--- START ---

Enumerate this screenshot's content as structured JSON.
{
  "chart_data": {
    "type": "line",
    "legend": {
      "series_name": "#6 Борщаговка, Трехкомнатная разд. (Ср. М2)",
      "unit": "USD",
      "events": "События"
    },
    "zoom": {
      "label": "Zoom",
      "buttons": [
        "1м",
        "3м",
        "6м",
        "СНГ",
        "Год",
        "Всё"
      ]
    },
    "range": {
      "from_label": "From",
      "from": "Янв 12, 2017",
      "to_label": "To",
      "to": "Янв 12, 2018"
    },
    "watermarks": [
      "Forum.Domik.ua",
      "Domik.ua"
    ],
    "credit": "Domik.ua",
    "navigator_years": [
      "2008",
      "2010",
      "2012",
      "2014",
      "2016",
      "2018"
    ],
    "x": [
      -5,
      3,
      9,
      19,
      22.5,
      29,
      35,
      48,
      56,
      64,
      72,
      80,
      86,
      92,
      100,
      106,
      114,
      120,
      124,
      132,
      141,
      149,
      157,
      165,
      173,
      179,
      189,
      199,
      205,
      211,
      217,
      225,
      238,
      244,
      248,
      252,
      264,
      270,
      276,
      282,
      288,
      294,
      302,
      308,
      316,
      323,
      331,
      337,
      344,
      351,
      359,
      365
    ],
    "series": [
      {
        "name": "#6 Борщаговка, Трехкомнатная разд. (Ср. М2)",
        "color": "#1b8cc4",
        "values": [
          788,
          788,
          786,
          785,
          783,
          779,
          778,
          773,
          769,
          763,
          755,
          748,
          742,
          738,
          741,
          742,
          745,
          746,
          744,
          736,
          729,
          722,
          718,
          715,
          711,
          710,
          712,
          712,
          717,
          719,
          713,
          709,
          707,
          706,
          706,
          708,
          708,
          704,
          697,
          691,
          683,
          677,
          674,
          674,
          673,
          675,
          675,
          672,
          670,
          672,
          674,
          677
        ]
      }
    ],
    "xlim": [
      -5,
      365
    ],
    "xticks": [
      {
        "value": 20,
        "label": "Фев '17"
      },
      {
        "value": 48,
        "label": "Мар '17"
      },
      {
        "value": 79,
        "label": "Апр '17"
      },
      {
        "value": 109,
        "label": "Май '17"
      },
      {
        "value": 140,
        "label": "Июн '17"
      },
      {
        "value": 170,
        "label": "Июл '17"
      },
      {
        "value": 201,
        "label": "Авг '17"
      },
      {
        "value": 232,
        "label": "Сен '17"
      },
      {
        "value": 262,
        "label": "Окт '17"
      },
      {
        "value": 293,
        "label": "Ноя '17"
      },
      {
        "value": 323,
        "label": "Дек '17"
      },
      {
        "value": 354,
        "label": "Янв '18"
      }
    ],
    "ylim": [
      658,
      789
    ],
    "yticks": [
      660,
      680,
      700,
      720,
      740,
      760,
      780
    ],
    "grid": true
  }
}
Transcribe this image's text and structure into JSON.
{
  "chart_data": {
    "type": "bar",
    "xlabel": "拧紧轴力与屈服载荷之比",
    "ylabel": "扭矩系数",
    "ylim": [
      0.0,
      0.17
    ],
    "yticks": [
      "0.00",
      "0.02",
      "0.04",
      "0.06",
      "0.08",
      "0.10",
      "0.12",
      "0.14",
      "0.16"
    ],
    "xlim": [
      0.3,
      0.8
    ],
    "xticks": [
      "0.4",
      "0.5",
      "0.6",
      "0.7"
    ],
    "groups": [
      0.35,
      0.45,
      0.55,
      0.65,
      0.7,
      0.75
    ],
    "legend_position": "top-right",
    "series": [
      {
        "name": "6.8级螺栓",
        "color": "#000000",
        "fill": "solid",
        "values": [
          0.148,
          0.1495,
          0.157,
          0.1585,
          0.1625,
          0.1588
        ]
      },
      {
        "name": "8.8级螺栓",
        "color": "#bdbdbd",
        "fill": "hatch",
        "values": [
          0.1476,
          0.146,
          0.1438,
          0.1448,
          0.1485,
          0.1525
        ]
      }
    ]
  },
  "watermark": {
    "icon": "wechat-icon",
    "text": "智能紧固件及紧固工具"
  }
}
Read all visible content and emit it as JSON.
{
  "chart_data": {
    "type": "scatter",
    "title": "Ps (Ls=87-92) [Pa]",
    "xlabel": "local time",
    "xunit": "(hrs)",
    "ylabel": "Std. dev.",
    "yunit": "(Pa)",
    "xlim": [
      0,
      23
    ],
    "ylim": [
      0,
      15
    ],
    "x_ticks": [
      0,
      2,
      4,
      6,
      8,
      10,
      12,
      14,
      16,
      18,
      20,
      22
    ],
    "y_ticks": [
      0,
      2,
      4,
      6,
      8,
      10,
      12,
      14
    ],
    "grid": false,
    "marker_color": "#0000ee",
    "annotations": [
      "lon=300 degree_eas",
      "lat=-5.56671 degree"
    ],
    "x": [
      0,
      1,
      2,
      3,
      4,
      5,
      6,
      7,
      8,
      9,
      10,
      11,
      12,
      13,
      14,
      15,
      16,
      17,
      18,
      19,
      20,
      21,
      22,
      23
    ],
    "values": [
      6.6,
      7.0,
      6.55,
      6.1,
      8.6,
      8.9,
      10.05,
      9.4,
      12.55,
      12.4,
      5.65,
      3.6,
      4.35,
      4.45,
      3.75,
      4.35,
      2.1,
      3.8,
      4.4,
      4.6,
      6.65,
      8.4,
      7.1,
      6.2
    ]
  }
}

--- END ---

» **EXERCISE DIRECTIONS**: Provide the number of lines in the data above that contain the string "Domik", and nothing else.

» **CORRECT RESPONSE**: 3